WORK TO DO: Transcribe all of the records precisely as they are presented.
***
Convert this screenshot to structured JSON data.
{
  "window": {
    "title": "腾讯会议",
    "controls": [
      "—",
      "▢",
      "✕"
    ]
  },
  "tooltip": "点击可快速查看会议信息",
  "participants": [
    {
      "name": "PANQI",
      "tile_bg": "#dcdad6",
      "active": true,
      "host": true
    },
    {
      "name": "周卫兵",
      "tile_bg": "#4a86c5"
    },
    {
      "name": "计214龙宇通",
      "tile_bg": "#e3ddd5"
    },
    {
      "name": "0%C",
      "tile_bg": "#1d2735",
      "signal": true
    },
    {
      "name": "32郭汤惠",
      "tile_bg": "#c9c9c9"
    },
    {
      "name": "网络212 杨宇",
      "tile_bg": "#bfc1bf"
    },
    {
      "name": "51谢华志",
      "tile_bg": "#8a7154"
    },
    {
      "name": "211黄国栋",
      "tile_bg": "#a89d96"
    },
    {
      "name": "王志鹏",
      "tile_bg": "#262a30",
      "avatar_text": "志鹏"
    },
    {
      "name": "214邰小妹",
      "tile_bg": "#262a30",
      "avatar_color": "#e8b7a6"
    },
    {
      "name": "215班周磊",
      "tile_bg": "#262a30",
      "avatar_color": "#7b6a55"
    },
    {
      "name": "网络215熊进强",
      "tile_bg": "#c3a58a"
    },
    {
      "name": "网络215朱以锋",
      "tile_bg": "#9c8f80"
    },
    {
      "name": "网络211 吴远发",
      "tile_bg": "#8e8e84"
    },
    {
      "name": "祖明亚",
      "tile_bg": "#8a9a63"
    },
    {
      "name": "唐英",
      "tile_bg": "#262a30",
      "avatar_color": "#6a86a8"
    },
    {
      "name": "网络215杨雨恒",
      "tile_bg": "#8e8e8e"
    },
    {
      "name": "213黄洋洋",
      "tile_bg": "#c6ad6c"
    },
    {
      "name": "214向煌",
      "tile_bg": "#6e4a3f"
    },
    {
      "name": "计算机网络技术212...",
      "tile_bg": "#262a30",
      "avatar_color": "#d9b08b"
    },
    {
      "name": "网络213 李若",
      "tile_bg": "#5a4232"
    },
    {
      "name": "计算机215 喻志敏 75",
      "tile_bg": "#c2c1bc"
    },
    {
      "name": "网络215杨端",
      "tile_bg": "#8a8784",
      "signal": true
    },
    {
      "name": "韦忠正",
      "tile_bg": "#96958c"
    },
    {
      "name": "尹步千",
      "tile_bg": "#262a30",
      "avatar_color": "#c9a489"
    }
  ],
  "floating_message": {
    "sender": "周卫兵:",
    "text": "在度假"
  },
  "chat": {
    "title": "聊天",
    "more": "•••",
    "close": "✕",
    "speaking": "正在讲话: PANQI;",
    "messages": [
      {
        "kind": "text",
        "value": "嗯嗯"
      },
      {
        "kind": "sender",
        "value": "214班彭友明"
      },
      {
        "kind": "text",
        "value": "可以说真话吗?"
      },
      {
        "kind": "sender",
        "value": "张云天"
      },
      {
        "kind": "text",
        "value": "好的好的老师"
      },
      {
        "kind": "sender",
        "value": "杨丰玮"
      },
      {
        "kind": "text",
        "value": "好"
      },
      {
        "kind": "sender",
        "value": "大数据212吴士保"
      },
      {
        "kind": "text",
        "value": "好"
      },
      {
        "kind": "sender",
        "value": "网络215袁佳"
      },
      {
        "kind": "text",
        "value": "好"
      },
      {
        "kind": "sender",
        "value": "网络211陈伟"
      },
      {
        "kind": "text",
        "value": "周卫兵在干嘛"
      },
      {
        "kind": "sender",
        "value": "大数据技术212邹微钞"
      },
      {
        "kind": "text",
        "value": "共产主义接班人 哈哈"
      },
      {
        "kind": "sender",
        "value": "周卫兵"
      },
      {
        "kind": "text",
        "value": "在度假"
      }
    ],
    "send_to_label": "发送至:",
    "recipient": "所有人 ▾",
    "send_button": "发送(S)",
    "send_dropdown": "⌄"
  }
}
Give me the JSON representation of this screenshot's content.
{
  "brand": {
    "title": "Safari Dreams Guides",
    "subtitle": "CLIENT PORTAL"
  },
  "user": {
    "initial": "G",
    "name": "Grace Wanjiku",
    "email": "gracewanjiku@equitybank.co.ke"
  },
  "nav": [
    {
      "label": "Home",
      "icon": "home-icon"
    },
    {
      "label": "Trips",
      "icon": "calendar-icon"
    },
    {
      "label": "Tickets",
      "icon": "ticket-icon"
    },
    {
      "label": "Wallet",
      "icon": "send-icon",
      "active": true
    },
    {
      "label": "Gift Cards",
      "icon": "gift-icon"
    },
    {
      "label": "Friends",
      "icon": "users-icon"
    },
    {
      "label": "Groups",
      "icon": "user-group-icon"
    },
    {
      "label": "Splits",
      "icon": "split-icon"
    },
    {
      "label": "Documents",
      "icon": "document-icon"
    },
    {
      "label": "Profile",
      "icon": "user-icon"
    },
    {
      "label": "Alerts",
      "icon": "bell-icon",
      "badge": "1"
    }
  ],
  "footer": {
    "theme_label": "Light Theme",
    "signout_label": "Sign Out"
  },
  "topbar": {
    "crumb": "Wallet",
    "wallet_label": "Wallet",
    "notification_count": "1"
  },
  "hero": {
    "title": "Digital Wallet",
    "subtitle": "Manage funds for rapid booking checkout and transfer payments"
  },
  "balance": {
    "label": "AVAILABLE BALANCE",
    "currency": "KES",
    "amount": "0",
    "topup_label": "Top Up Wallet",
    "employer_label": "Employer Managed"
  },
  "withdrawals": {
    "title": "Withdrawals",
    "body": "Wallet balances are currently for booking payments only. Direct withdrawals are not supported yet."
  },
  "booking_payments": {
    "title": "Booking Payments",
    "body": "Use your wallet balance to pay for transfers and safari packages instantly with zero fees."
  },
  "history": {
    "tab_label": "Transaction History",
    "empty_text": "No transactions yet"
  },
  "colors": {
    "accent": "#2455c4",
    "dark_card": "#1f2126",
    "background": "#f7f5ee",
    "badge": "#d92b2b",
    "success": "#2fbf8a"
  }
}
***
EXERCISE RESULT:
Convert this screenshot to structured JSON data.
{
  "window": {
    "title": "腾讯会议",
    "controls": [
      "—",
      "▢",
      "✕"
    ]
  },
  "tooltip": "点击可快速查看会议信息",
  "participants": [
    {
      "name": "PANQI",
      "tile_bg": "#dcdad6",
      "active": true,
      "host": true
    },
    {
      "name": "周卫兵",
      "tile_bg": "#4a86c5"
    },
    {
      "name": "计214龙宇通",
      "tile_bg": "#e3ddd5"
    },
    {
      "name": "0%C",
      "tile_bg": "#1d2735",
      "signal": true
    },
    {
      "name": "32郭汤惠",
      "tile_bg": "#c9c9c9"
    },
    {
      "name": "网络212 杨宇",
      "tile_bg": "#bfc1bf"
    },
    {
      "name": "51谢华志",
      "tile_bg": "#8a7154"
    },
    {
      "name": "211黄国栋",
      "tile_bg": "#a89d96"
    },
    {
      "name": "王志鹏",
      "tile_bg": "#262a30",
      "avatar_text": "志鹏"
    },
    {
      "name": "214邰小妹",
      "tile_bg": "#262a30",
      "avatar_color": "#e8b7a6"
    },
    {
      "name": "215班周磊",
      "tile_bg": "#262a30",
      "avatar_color": "#7b6a55"
    },
    {
      "name": "网络215熊进强",
      "tile_bg": "#c3a58a"
    },
    {
      "name": "网络215朱以锋",
      "tile_bg": "#9c8f80"
    },
    {
      "name": "网络211 吴远发",
      "tile_bg": "#8e8e84"
    },
    {
      "name": "祖明亚",
      "tile_bg": "#8a9a63"
    },
    {
      "name": "唐英",
      "tile_bg": "#262a30",
      "avatar_color": "#6a86a8"
    },
    {
      "name": "网络215杨雨恒",
      "tile_bg": "#8e8e8e"
    },
    {
      "name": "213黄洋洋",
      "tile_bg": "#c6ad6c"
    },
    {
      "name": "214向煌",
      "tile_bg": "#6e4a3f"
    },
    {
      "name": "计算机网络技术212...",
      "tile_bg": "#262a30",
      "avatar_color": "#d9b08b"
    },
    {
      "name": "网络213 李若",
      "tile_bg": "#5a4232"
    },
    {
      "name": "计算机215 喻志敏 75",
      "tile_bg": "#c2c1bc"
    },
    {
      "name": "网络215杨端",
      "tile_bg": "#8a8784",
      "signal": true
    },
    {
      "name": "韦忠正",
      "tile_bg": "#96958c"
    },
    {
      "name": "尹步千",
      "tile_bg": "#262a30",
      "avatar_color": "#c9a489"
    }
  ],
  "floating_message": {
    "sender": "周卫兵:",
    "text": "在度假"
  },
  "chat": {
    "title": "聊天",
    "more": "•••",
    "close": "✕",
    "speaking": "正在讲话: PANQI;",
    "messages": [
      {
        "kind": "text",
        "value": "嗯嗯"
      },
      {
        "kind": "sender",
        "value": "214班彭友明"
      },
      {
        "kind": "text",
        "value": "可以说真话吗?"
      },
      {
        "kind": "sender",
        "value": "张云天"
      },
      {
        "kind": "text",
        "value": "好的好的老师"
      },
      {
        "kind": "sender",
        "value": "杨丰玮"
      },
      {
        "kind": "text",
        "value": "好"
      },
      {
        "kind": "sender",
        "value": "大数据212吴士保"
      },
      {
        "kind": "text",
        "value": "好"
      },
      {
        "kind": "sender",
        "value": "网络215袁佳"
      },
      {
        "kind": "text",
        "value": "好"
      },
      {
        "kind": "sender",
        "value": "网络211陈伟"
      },
      {
        "kind": "text",
        "value": "周卫兵在干嘛"
      },
      {
        "kind": "sender",
        "value": "大数据技术212邹微钞"
      },
      {
        "kind": "text",
        "value": "共产主义接班人 哈哈"
      },
      {
        "kind": "sender",
        "value": "周卫兵"
      },
      {
        "kind": "text",
        "value": "在度假"
      }
    ],
    "send_to_label": "发送至:",
    "recipient": "所有人 ▾",
    "send_button": "发送(S)",
    "send_dropdown": "⌄"
  }
}
Give me the JSON representation of this screenshot's content.
{
  "brand": {
    "title": "Safari Dreams Guides",
    "subtitle": "CLIENT PORTAL"
  },
  "user": {
    "initial": "G",
    "name": "Grace Wanjiku",
    "email": "gracewanjiku@equitybank.co.ke"
  },
  "nav": [
    {
      "label": "Home",
      "icon": "home-icon"
    },
    {
      "label": "Trips",
      "icon": "calendar-icon"
    },
    {
      "label": "Tickets",
      "icon": "ticket-icon"
    },
    {
      "label": "Wallet",
      "icon": "send-icon",
      "active": true
    },
    {
      "label": "Gift Cards",
      "icon": "gift-icon"
    },
    {
      "label": "Friends",
      "icon": "users-icon"
    },
    {
      "label": "Groups",
      "icon": "user-group-icon"
    },
    {
      "label": "Splits",
      "icon": "split-icon"
    },
    {
      "label": "Documents",
      "icon": "document-icon"
    },
    {
      "label": "Profile",
      "icon": "user-icon"
    },
    {
      "label": "Alerts",
      "icon": "bell-icon",
      "badge": "1"
    }
  ],
  "footer": {
    "theme_label": "Light Theme",
    "signout_label": "Sign Out"
  },
  "topbar": {
    "crumb": "Wallet",
    "wallet_label": "Wallet",
    "notification_count": "1"
  },
  "hero": {
    "title": "Digital Wallet",
    "subtitle": "Manage funds for rapid booking checkout and transfer payments"
  },
  "balance": {
    "label": "AVAILABLE BALANCE",
    "currency": "KES",
    "amount": "0",
    "topup_label": "Top Up Wallet",
    "employer_label": "Employer Managed"
  },
  "withdrawals": {
    "title": "Withdrawals",
    "body": "Wallet balances are currently for booking payments only. Direct withdrawals are not supported yet."
  },
  "booking_payments": {
    "title": "Booking Payments",
    "body": "Use your wallet balance to pay for transfers and safari packages instantly with zero fees."
  },
  "history": {
    "tab_label": "Transaction History",
    "empty_text": "No transactions yet"
  },
  "colors": {
    "accent": "#2455c4",
    "dark_card": "#1f2126",
    "background": "#f7f5ee",
    "badge": "#d92b2b",
    "success": "#2fbf8a"
  }
}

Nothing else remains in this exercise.